■ Problem statement ■
Go over the listing below line by line and tally those containing "operations". Give only the tally.

******

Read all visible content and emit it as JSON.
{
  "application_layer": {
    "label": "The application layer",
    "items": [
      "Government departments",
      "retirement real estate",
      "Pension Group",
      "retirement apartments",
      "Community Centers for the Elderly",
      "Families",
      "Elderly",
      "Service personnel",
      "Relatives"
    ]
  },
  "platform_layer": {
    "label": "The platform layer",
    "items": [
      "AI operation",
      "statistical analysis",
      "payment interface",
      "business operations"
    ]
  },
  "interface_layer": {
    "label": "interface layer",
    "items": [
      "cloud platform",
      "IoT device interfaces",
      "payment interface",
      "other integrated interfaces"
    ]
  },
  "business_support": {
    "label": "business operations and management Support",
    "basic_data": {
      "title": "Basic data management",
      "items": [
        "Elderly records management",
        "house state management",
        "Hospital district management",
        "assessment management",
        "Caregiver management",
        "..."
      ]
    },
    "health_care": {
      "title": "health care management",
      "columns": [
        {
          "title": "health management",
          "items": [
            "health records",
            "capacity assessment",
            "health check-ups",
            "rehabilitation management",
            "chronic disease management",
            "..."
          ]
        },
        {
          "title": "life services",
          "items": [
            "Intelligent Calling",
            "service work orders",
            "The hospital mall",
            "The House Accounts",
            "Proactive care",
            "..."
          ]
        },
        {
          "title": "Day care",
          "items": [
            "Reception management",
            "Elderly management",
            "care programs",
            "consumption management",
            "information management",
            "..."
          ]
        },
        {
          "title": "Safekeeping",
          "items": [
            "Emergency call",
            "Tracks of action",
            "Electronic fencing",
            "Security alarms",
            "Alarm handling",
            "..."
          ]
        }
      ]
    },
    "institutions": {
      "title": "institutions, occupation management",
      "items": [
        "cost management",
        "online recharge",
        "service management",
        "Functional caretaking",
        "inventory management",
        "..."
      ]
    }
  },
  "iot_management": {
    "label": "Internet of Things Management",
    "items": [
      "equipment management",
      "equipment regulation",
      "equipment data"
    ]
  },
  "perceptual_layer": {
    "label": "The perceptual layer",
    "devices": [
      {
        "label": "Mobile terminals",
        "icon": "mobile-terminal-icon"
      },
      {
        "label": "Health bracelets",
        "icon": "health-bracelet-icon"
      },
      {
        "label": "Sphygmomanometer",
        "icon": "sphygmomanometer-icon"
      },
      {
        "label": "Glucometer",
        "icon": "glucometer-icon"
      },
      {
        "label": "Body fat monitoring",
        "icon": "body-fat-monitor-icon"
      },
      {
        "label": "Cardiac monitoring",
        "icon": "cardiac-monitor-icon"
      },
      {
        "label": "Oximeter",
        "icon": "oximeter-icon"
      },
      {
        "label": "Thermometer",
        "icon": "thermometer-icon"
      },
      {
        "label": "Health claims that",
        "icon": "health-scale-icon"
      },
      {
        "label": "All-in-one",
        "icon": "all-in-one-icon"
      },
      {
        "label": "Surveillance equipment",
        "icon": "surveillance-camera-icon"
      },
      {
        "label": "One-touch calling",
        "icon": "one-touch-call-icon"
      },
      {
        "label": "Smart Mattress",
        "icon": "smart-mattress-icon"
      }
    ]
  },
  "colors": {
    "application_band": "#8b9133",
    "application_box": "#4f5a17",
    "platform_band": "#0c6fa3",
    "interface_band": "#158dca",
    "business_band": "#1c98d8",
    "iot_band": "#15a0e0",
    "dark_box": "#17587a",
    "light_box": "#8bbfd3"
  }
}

******

■ Reply to the exercise ■
2